WORK TO COMPLETE »
**A)** Quote the part of the web server benchmark that opens with the words containing "Maximum RPS" and closes with "the last position.".
**B)** Check each statement against the web server benchmark. Answer yes or no, and quote the words that decide it. (i) The Cherokee benchmark took 607 seconds in total. (ii) In the Cherokee configuration, the server listens on port 80. (iii) G-WAN serves 2.25 times more requests per second on average than Cherokee.

BEGIN SELECTED EXCERPT

The configuration of G-WAN is done through the file hierarchy. Therefore, unzipping the G-WAN archive was enough to have a fully working server.

Benchmark results

The benchmark took 607 seconds in total.

Cherokee

Configuration

Relevant part of file /etc/cherokee/cherokee.conf

# Server
#
server!bind!1!port = 80
server!timeout = 15
server!keepalive = 1
server!keepalive_max_requests = 500
server!server_tokens = full
server!panic_action = /usr/share/cherokee/cherokee-panic
server!pid_file = /var/run/cherokee.pid
server!user = www-data
server!group = www-data

# Default virtual server
#
vserver!1!nick = default
vserver!1!document_root = /var/www
vserver!1!directory_index = index.html

Benchmark results

The benchmark took 1068 seconds in total.

Discussion

Let’s now compare the minimum, the average and the maximum requests per second rate of each server.

Minimum RPS

Average RPS

Maximum RPS

Conclusion

G-WAN is the clear winner of this benchmark, while Nginx and Varnish have simliar average performance. It’s not a real surprise to see Apache at the last position.

  • G-WAN can serve 2.25 times more requests per second on average compared to Cherokee, from 4.25 to 6.5 times compared to Nginx and Varnish, and from 9 to 13.5 times more than Apache.

END SELECTED EXCERPT
BEGIN LISTED ENTRIES

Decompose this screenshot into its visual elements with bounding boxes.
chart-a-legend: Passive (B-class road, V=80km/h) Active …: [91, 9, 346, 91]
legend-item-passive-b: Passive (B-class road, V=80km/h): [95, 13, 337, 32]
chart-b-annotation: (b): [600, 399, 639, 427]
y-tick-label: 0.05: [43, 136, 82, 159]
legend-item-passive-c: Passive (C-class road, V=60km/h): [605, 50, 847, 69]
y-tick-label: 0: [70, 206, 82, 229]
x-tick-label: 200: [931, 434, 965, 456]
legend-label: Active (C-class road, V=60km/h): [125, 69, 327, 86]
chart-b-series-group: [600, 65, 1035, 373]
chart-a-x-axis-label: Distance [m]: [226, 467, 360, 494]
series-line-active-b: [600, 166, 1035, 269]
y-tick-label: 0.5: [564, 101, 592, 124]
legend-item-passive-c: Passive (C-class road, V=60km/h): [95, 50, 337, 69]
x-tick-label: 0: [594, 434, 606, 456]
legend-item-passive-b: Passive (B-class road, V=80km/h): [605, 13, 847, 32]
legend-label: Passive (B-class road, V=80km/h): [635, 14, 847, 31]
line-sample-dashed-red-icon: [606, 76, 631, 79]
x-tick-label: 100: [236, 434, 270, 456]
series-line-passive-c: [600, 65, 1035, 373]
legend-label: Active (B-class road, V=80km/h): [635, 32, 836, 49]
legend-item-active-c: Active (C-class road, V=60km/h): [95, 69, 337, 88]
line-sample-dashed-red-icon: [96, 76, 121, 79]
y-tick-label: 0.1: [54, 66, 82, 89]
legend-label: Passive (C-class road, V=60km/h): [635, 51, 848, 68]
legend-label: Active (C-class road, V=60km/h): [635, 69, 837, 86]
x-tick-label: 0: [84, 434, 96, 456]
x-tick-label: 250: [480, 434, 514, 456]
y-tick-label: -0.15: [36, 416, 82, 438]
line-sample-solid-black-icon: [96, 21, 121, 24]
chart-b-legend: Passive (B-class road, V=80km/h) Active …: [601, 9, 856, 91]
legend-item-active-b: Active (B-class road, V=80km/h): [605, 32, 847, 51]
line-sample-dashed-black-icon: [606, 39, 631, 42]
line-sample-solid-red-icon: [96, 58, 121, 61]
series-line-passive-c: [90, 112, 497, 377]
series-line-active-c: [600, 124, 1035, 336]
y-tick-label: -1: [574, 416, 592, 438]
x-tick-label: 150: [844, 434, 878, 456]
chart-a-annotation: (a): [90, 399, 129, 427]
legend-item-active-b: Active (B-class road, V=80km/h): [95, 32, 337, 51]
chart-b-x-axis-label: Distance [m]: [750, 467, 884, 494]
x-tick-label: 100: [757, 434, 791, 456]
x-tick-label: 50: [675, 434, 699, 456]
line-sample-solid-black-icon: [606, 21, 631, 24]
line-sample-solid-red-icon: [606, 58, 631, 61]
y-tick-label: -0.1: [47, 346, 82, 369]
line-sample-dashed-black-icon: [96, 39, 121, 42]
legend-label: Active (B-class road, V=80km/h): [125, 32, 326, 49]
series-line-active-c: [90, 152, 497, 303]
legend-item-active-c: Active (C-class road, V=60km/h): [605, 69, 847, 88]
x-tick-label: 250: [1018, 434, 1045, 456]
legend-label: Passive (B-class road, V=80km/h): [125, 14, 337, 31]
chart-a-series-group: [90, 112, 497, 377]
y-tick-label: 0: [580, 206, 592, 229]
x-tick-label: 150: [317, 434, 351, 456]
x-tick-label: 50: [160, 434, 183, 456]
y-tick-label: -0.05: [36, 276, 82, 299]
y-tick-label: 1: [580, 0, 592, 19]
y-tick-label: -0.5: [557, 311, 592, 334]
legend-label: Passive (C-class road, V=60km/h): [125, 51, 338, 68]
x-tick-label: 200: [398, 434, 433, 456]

END LISTED ENTRIES

PER-TASK OUTPUTS »
**A)**
Maximum RPS

Conclusion

G-WAN is the clear winner of this benchmark, while Nginx and Varnish have simliar average performance. It’s not a real surprise to see Apache at the last position.

**B)**
(i) No: "The benchmark took 1068 seconds in total."
(ii) Yes: "server!bind!1!port = 80"
(iii) Yes: "G-WAN can serve 2.25 times more requests per second on average compared to Cherokee"